DATA ROWS:
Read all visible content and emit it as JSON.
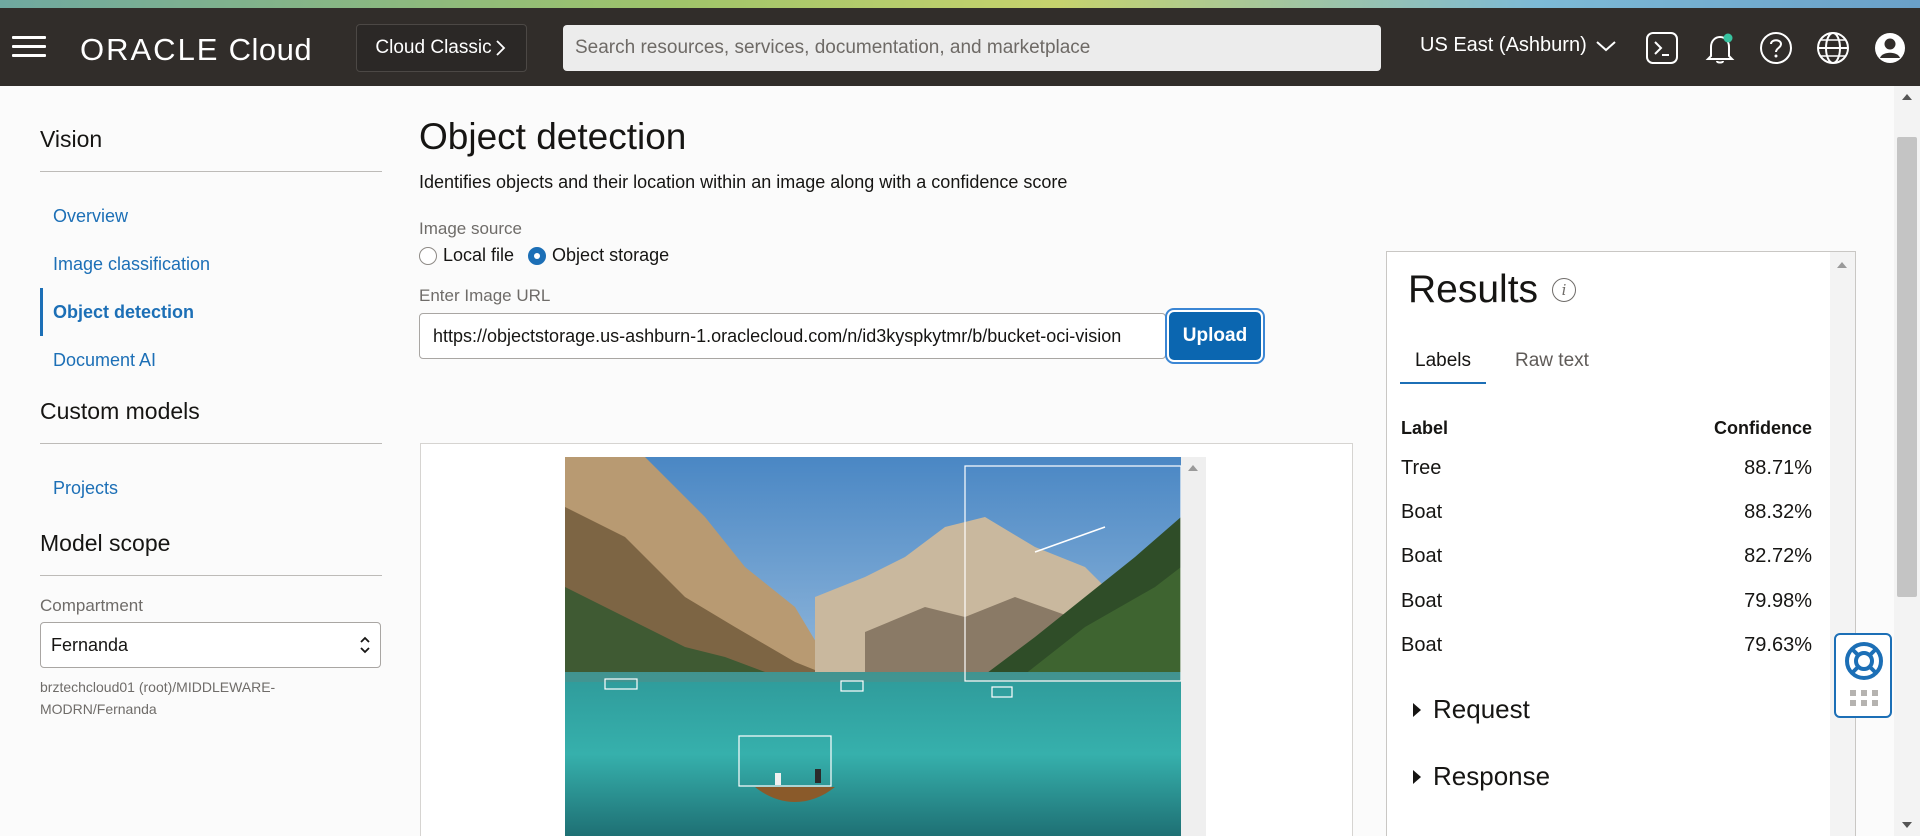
{
  "header": {
    "logo_oracle": "ORACLE",
    "logo_cloud": "Cloud",
    "classic_label": "Cloud Classic",
    "search_placeholder": "Search resources, services, documentation, and marketplace",
    "region": "US East (Ashburn)"
  },
  "sidebar": {
    "section_title": "Vision",
    "items": [
      {
        "label": "Overview"
      },
      {
        "label": "Image classification"
      },
      {
        "label": "Object detection"
      },
      {
        "label": "Document AI"
      }
    ],
    "custom_models_title": "Custom models",
    "projects_label": "Projects",
    "model_scope_title": "Model scope",
    "compartment_label": "Compartment",
    "compartment_value": "Fernanda",
    "compartment_path": "brztechcloud01 (root)/MIDDLEWARE-MODRN/Fernanda"
  },
  "main": {
    "title": "Object detection",
    "description": "Identifies objects and their location within an image along with a confidence score",
    "image_source_label": "Image source",
    "radio_local": "Local file",
    "radio_object": "Object storage",
    "selected_source": "Object storage",
    "url_label": "Enter Image URL",
    "url_value": "https://objectstorage.us-ashburn-1.oraclecloud.com/n/id3kyspkytmr/b/bucket-oci-vision",
    "upload_label": "Upload"
  },
  "results": {
    "title": "Results",
    "tabs": [
      "Labels",
      "Raw text"
    ],
    "active_tab": "Labels",
    "col_label": "Label",
    "col_confidence": "Confidence",
    "rows": [
      {
        "label": "Tree",
        "confidence": "88.71%"
      },
      {
        "label": "Boat",
        "confidence": "88.32%"
      },
      {
        "label": "Boat",
        "confidence": "82.72%"
      },
      {
        "label": "Boat",
        "confidence": "79.98%"
      },
      {
        "label": "Boat",
        "confidence": "79.63%"
      }
    ],
    "request_label": "Request",
    "response_label": "Response"
  },
  "colors": {
    "header_bg": "#312d2a",
    "link_blue": "#1c6fb6",
    "upload_blue": "#0b66b0"
  },
  "icons": [
    "hamburger-icon",
    "chevron-right-icon",
    "chevron-down-icon",
    "cloud-shell-icon",
    "bell-icon",
    "help-icon",
    "globe-icon",
    "user-icon",
    "info-icon",
    "lifebuoy-icon"
  ]
}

TASK OBJECTIVE: Search the records for the string "Fernanda" and return every line in which it occurs.

REPLY:
    "compartment_value": "Fernanda",
    "compartment_path": "brztechcloud01 (root)/MIDDLEWARE-MODRN/Fernanda"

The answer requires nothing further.